- [Work instructions] Each entry below should be reproduced character for character.

- [Stored data entries]
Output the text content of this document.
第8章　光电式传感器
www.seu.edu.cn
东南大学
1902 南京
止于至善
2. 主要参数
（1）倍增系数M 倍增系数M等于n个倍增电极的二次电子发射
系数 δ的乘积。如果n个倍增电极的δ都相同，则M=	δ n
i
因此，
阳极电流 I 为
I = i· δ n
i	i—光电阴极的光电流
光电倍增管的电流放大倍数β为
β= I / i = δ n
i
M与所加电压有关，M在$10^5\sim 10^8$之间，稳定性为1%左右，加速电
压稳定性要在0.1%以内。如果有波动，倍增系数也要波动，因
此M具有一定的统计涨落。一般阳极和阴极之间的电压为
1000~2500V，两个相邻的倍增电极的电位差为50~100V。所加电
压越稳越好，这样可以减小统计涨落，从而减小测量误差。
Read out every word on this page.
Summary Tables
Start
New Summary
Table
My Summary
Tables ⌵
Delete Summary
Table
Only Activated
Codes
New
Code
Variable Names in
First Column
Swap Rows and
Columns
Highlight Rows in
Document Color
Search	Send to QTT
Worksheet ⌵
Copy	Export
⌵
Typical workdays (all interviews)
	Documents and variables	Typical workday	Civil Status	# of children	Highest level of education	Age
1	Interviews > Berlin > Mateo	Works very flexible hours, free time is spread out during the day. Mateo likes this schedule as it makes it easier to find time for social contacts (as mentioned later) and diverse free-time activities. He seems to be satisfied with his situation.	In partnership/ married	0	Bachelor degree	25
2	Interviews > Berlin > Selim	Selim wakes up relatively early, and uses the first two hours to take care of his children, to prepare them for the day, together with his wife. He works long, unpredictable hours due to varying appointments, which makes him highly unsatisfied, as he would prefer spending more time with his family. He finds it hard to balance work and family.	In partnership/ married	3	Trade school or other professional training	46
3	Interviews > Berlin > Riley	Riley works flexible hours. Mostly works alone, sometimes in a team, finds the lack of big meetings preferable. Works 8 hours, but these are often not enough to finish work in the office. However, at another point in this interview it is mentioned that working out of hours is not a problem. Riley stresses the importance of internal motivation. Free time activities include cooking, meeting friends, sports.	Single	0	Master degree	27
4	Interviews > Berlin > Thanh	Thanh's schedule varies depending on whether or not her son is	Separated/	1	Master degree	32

- [Completed exercise]
Output the text content of this document.
第8章　光电式传感器
www.seu.edu.cn
东南大学
1902 南京
止于至善
2. 主要参数
（1）倍增系数M 倍增系数M等于n个倍增电极的二次电子发射
系数 δ的乘积。如果n个倍增电极的δ都相同，则M=	δ n
i
因此，
阳极电流 I 为
I = i· δ n
i	i—光电阴极的光电流
光电倍增管的电流放大倍数β为
β= I / i = δ n
i
M与所加电压有关，M在$10^5\sim 10^8$之间，稳定性为1%左右，加速电
压稳定性要在0.1%以内。如果有波动，倍增系数也要波动，因
此M具有一定的统计涨落。一般阳极和阴极之间的电压为
1000~2500V，两个相邻的倍增电极的电位差为50~100V。所加电
压越稳越好，这样可以减小统计涨落，从而减小测量误差。
Read out every word on this page.
Summary Tables
Start
New Summary
Table
My Summary
Tables ⌵
Delete Summary
Table
Only Activated
Codes
New
Code
Variable Names in
First Column
Swap Rows and
Columns
Highlight Rows in
Document Color
Search	Send to QTT
Worksheet ⌵
Copy	Export
⌵
Typical workdays (all interviews)
	Documents and variables	Typical workday	Civil Status	# of children	Highest level of education	Age
1	Interviews > Berlin > Mateo	Works very flexible hours, free time is spread out during the day. Mateo likes this schedule as it makes it easier to find time for social contacts (as mentioned later) and diverse free-time activities. He seems to be satisfied with his situation.	In partnership/ married	0	Bachelor degree	25
2	Interviews > Berlin > Selim	Selim wakes up relatively early, and uses the first two hours to take care of his children, to prepare them for the day, together with his wife. He works long, unpredictable hours due to varying appointments, which makes him highly unsatisfied, as he would prefer spending more time with his family. He finds it hard to balance work and family.	In partnership/ married	3	Trade school or other professional training	46
3	Interviews > Berlin > Riley	Riley works flexible hours. Mostly works alone, sometimes in a team, finds the lack of big meetings preferable. Works 8 hours, but these are often not enough to finish work in the office. However, at another point in this interview it is mentioned that working out of hours is not a problem. Riley stresses the importance of internal motivation. Free time activities include cooking, meeting friends, sports.	Single	0	Master degree	27
4	Interviews > Berlin > Thanh	Thanh's schedule varies depending on whether or not her son is	Separated/	1	Master degree	32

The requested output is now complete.